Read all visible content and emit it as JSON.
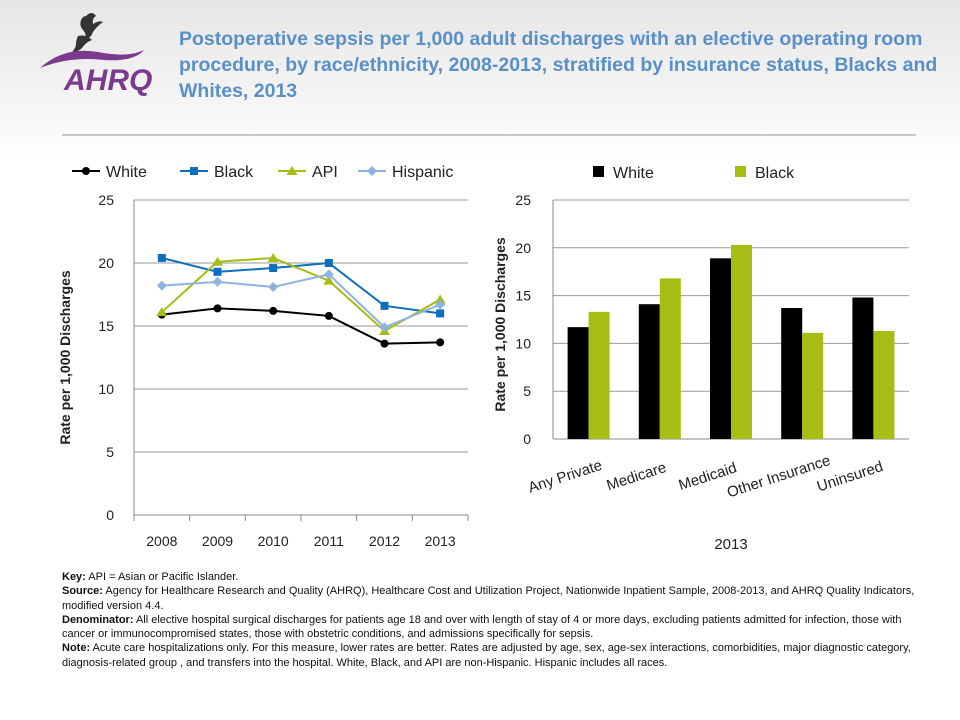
{
  "header": {
    "title": "Postoperative sepsis per 1,000 adult discharges with an elective operating room procedure, by race/ethnicity, 2008-2013, stratified by insurance status, Blacks and Whites, 2013",
    "logo_text": "AHRQ"
  },
  "colors": {
    "title": "#5a8fc8",
    "white_series": "#000000",
    "black_series": "#0b6fbb",
    "api_series": "#a7bd14",
    "hispanic_series": "#8fb3e0",
    "logo": "#7a3b8f"
  },
  "chart_data": [
    {
      "type": "line",
      "x": [
        "2008",
        "2009",
        "2010",
        "2011",
        "2012",
        "2013"
      ],
      "series": [
        {
          "name": "White",
          "marker": "circle",
          "values": [
            15.9,
            16.4,
            16.2,
            15.8,
            13.6,
            13.7
          ]
        },
        {
          "name": "Black",
          "marker": "square",
          "values": [
            20.4,
            19.3,
            19.6,
            20.0,
            16.6,
            16.0
          ]
        },
        {
          "name": "API",
          "marker": "triangle",
          "values": [
            16.1,
            20.1,
            20.4,
            18.6,
            14.6,
            17.1
          ]
        },
        {
          "name": "Hispanic",
          "marker": "diamond",
          "values": [
            18.2,
            18.5,
            18.1,
            19.1,
            14.9,
            16.7
          ]
        }
      ],
      "ylabel": "Rate per 1,000 Discharges",
      "ylim": [
        0,
        25
      ],
      "yticks": [
        "0",
        "5",
        "10",
        "15",
        "20",
        "25"
      ],
      "grid": true,
      "legend": "top"
    },
    {
      "type": "bar",
      "categories": [
        "Any Private",
        "Medicare",
        "Medicaid",
        "Other Insurance",
        "Uninsured"
      ],
      "series": [
        {
          "name": "White",
          "values": [
            11.7,
            14.1,
            18.9,
            13.7,
            14.8
          ]
        },
        {
          "name": "Black",
          "values": [
            13.3,
            16.8,
            20.3,
            11.1,
            11.3
          ]
        }
      ],
      "xlabel": "2013",
      "ylabel": "Rate per 1,000 Discharges",
      "ylim": [
        0,
        25
      ],
      "yticks": [
        "0",
        "5",
        "10",
        "15",
        "20",
        "25"
      ],
      "grid": true,
      "legend": "top"
    }
  ],
  "notes": {
    "key_label": "Key:",
    "key_text": " API = Asian or Pacific Islander.",
    "source_label": "Source:",
    "source_text": " Agency for Healthcare Research and Quality (AHRQ), Healthcare Cost and Utilization Project, Nationwide Inpatient Sample, 2008-2013, and AHRQ Quality Indicators, modified version 4.4.",
    "denominator_label": "Denominator:",
    "denominator_text": " All elective hospital surgical discharges for patients age 18 and over with length of stay of 4 or more days, excluding patients admitted for infection, those with cancer or immunocompromised states, those with obstetric conditions, and admissions specifically for sepsis.",
    "note_label": "Note:",
    "note_text": " Acute care hospitalizations only. For this measure, lower rates are better. Rates are adjusted by age, sex, age-sex interactions, comorbidities, major diagnostic category, diagnosis-related group , and transfers into the hospital. White, Black, and API are non-Hispanic. Hispanic includes all races."
  }
}
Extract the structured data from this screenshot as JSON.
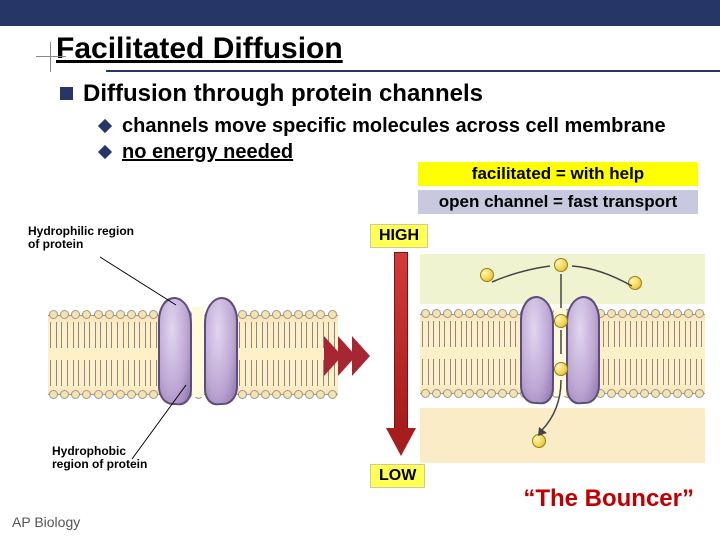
{
  "slide": {
    "title": "Facilitated Diffusion",
    "heading": "Diffusion through protein channels",
    "bullets": [
      "channels move specific molecules across cell membrane",
      "no energy needed"
    ],
    "labels": {
      "facilitated": "facilitated = with help",
      "open_channel": "open channel = fast transport",
      "high": "HIGH",
      "low": "LOW",
      "bouncer": "“The Bouncer”"
    },
    "figure_left": {
      "label1": "Hydrophilic region of protein",
      "label2": "Hydrophobic region of protein"
    },
    "footer": "AP Biology",
    "colors": {
      "navy": "#253667",
      "yellow_hilite": "#ffff00",
      "gray_hilite": "#c8c8de",
      "badge_bg": "#ffff55",
      "bouncer_text": "#c00000",
      "arrow_red": "#a71c1c",
      "channel_purple": "#bda6d3",
      "membrane_tan": "#fbe2b6"
    },
    "typography": {
      "title_pt": 30,
      "h2_pt": 24,
      "bullet_pt": 20,
      "label_pt": 17,
      "fig_label_pt": 12
    }
  }
}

───

*TO DO*.
Images stay out, but the rest of the records must be retyped exactly.

*ANSWER TO THIS TASK*.
Read all visible content and emit it as JSON.
{
  "header": {
    "title": "Postoperative sepsis per 1,000 adult discharges with an elective operating room procedure, by race/ethnicity, 2008-2013, stratified by insurance status, Blacks and Whites, 2013",
    "logo_text": "AHRQ"
  },
  "colors": {
    "title": "#5a8fc8",
    "white_series": "#000000",
    "black_series": "#0b6fbb",
    "api_series": "#a7bd14",
    "hispanic_series": "#8fb3e0",
    "logo": "#7a3b8f"
  },
  "chart_data": [
    {
      "type": "line",
      "x": [
        "2008",
        "2009",
        "2010",
        "2011",
        "2012",
        "2013"
      ],
      "series": [
        {
          "name": "White",
          "marker": "circle",
          "values": [
            15.9,
            16.4,
            16.2,
            15.8,
            13.6,
            13.7
          ]
        },
        {
          "name": "Black",
          "marker": "square",
          "values": [
            20.4,
            19.3,
            19.6,
            20.0,
            16.6,
            16.0
          ]
        },
        {
          "name": "API",
          "marker": "triangle",
          "values": [
            16.1,
            20.1,
            20.4,
            18.6,
            14.6,
            17.1
          ]
        },
        {
          "name": "Hispanic",
          "marker": "diamond",
          "values": [
            18.2,
            18.5,
            18.1,
            19.1,
            14.9,
            16.7
          ]
        }
      ],
      "ylabel": "Rate per 1,000 Discharges",
      "ylim": [
        0,
        25
      ],
      "yticks": [
        "0",
        "5",
        "10",
        "15",
        "20",
        "25"
      ],
      "grid": true,
      "legend": "top"
    },
    {
      "type": "bar",
      "categories": [
        "Any Private",
        "Medicare",
        "Medicaid",
        "Other Insurance",
        "Uninsured"
      ],
      "series": [
        {
          "name": "White",
          "values": [
            11.7,
            14.1,
            18.9,
            13.7,
            14.8
          ]
        },
        {
          "name": "Black",
          "values": [
            13.3,
            16.8,
            20.3,
            11.1,
            11.3
          ]
        }
      ],
      "xlabel": "2013",
      "ylabel": "Rate per 1,000 Discharges",
      "ylim": [
        0,
        25
      ],
      "yticks": [
        "0",
        "5",
        "10",
        "15",
        "20",
        "25"
      ],
      "grid": true,
      "legend": "top"
    }
  ],
  "notes": {
    "key_label": "Key:",
    "key_text": " API = Asian or Pacific Islander.",
    "source_label": "Source:",
    "source_text": " Agency for Healthcare Research and Quality (AHRQ), Healthcare Cost and Utilization Project, Nationwide Inpatient Sample, 2008-2013, and AHRQ Quality Indicators, modified version 4.4.",
    "denominator_label": "Denominator:",
    "denominator_text": " All elective hospital surgical discharges for patients age 18 and over with length of stay of 4 or more days, excluding patients admitted for infection, those with cancer or immunocompromised states, those with obstetric conditions, and admissions specifically for sepsis.",
    "note_label": "Note:",
    "note_text": " Acute care hospitalizations only. For this measure, lower rates are better. Rates are adjusted by age, sex, age-sex interactions, comorbidities, major diagnostic category, diagnosis-related group , and transfers into the hospital. White, Black, and API are non-Hispanic. Hispanic includes all races."
  }
}
Extract the structured data from this screenshot as JSON.
{
  "slide": {
    "title": "Facilitated Diffusion",
    "heading": "Diffusion through protein channels",
    "bullets": [
      "channels move specific molecules across cell membrane",
      "no energy needed"
    ],
    "labels": {
      "facilitated": "facilitated = with help",
      "open_channel": "open channel = fast transport",
      "high": "HIGH",
      "low": "LOW",
      "bouncer": "“The Bouncer”"
    },
    "figure_left": {
      "label1": "Hydrophilic region of protein",
      "label2": "Hydrophobic region of protein"
    },
    "footer": "AP Biology",
    "colors": {
      "navy": "#253667",
      "yellow_hilite": "#ffff00",
      "gray_hilite": "#c8c8de",
      "badge_bg": "#ffff55",
      "bouncer_text": "#c00000",
      "arrow_red": "#a71c1c",
      "channel_purple": "#bda6d3",
      "membrane_tan": "#fbe2b6"
    },
    "typography": {
      "title_pt": 30,
      "h2_pt": 24,
      "bullet_pt": 20,
      "label_pt": 17,
      "fig_label_pt": 12
    }
  }
}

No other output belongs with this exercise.